▸ REQUIRED TASK
Omit all images. Write out the rest of the material exactly.

##### SUPPLIED ENTRIES

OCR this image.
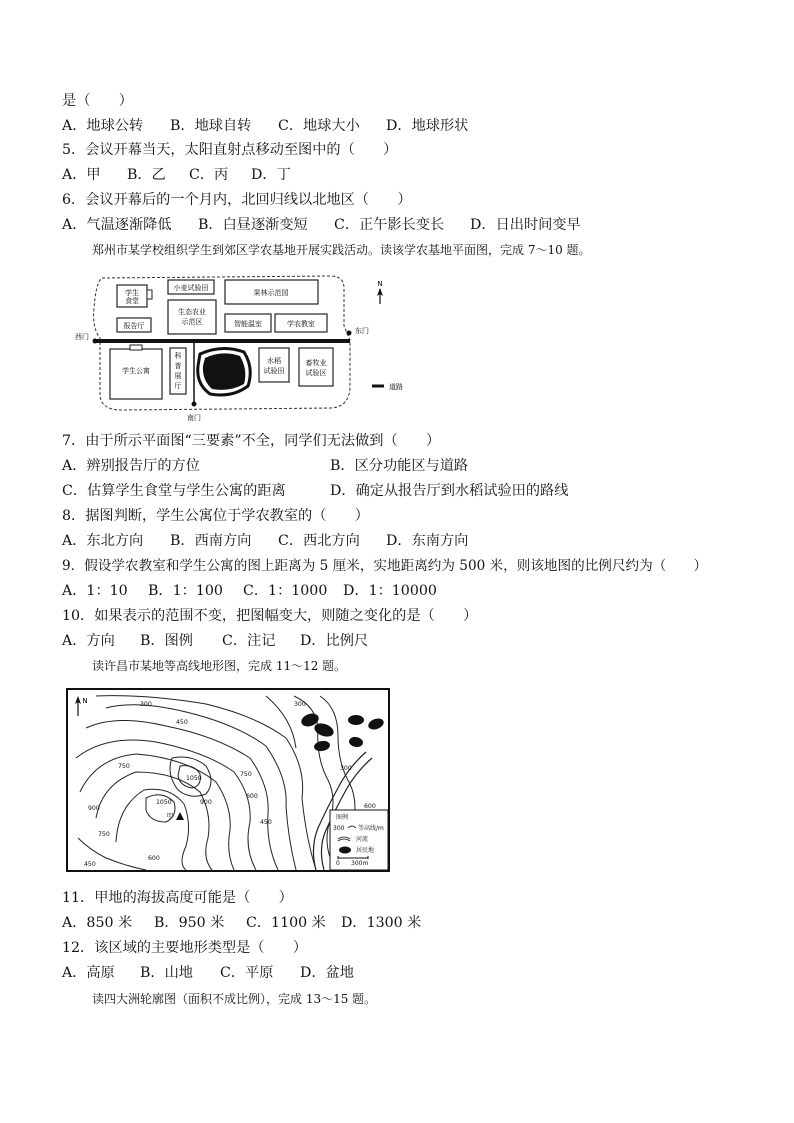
是（　　）
A．地球公转 B．地球自转 C．地球大小 D．地球形状
5．会议开幕当天，太阳直射点移动至图中的（　　）
A．甲 B．乙 C．丙 D．丁
6．会议开幕后的一个月内，北回归线以北地区（　　）
A．气温逐渐降低 B．白昼逐渐变短 C．正午影长变长 D．日出时间变早
郑州市某学校组织学生到郊区学农基地开展实践活动。读该学农基地平面图，完成 7～10 题。
学生
食堂
小麦试验田
果林示范园
生态农业
示范区
报告厅	智能温室	学农教室
N
西门
东门
南门
学生公寓
科
普
展
厅
水稻
试验田
畜牧业
试验区
道路
7．由于所示平面图“三要素”不全，同学们无法做到（　　）
A．辨别报告厅的方位	B．区分功能区与道路
C．估算学生食堂与学生公寓的距离	D．确定从报告厅到水稻试验田的路线
8．据图判断，学生公寓位于学农教室的（　　）
A．东北方向 B．西南方向 C．西北方向 D．东南方向
9．假设学农教室和学生公寓的图上距离为 5 厘米，实地距离约为 500 米，则该地图的比例尺约为（　　）
A．1：10 B．1：100 C．1：1000 D．1：10000
10．如果表示的范围不变，把图幅变大，则随之变化的是（　　）
A．方向 B．图例 C．注记 D．比例尺
读许昌市某地等高线地形图，完成 11～12 题。
N	300
450
750
1050
900
1050
750
600
900
750
450
600
450
300
300
600
甲	图例
300 等高线/m
河流
居民地
0 300m
11．甲地的海拔高度可能是（　　）
A．850 米 B．950 米 C．1100 米 D．1300 米
12．该区域的主要地形类型是（　　）
A．高原 B．山地 C．平原 D．盆地
读四大洲轮廓图（面积不成比例），完成 13～15 题。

##########

▸ SOLVED PROBLEM
OCR this image.
是（　　）
A．地球公转 B．地球自转 C．地球大小 D．地球形状
5．会议开幕当天，太阳直射点移动至图中的（　　）
A．甲 B．乙 C．丙 D．丁
6．会议开幕后的一个月内，北回归线以北地区（　　）
A．气温逐渐降低 B．白昼逐渐变短 C．正午影长变长 D．日出时间变早
郑州市某学校组织学生到郊区学农基地开展实践活动。读该学农基地平面图，完成 7～10 题。
学生
食堂
小麦试验田
果林示范园
生态农业
示范区
报告厅	智能温室	学农教室
N
西门
东门
南门
学生公寓
科
普
展
厅
水稻
试验田
畜牧业
试验区
道路
7．由于所示平面图“三要素”不全，同学们无法做到（　　）
A．辨别报告厅的方位	B．区分功能区与道路
C．估算学生食堂与学生公寓的距离	D．确定从报告厅到水稻试验田的路线
8．据图判断，学生公寓位于学农教室的（　　）
A．东北方向 B．西南方向 C．西北方向 D．东南方向
9．假设学农教室和学生公寓的图上距离为 5 厘米，实地距离约为 500 米，则该地图的比例尺约为（　　）
A．1：10 B．1：100 C．1：1000 D．1：10000
10．如果表示的范围不变，把图幅变大，则随之变化的是（　　）
A．方向 B．图例 C．注记 D．比例尺
读许昌市某地等高线地形图，完成 11～12 题。
N	300
450
750
1050
900
1050
750
600
900
750
450
600
450
300
300
600
甲	图例
300 等高线/m
河流
居民地
0 300m
11．甲地的海拔高度可能是（　　）
A．850 米 B．950 米 C．1100 米 D．1300 米
12．该区域的主要地形类型是（　　）
A．高原 B．山地 C．平原 D．盆地
读四大洲轮廓图（面积不成比例），完成 13～15 题。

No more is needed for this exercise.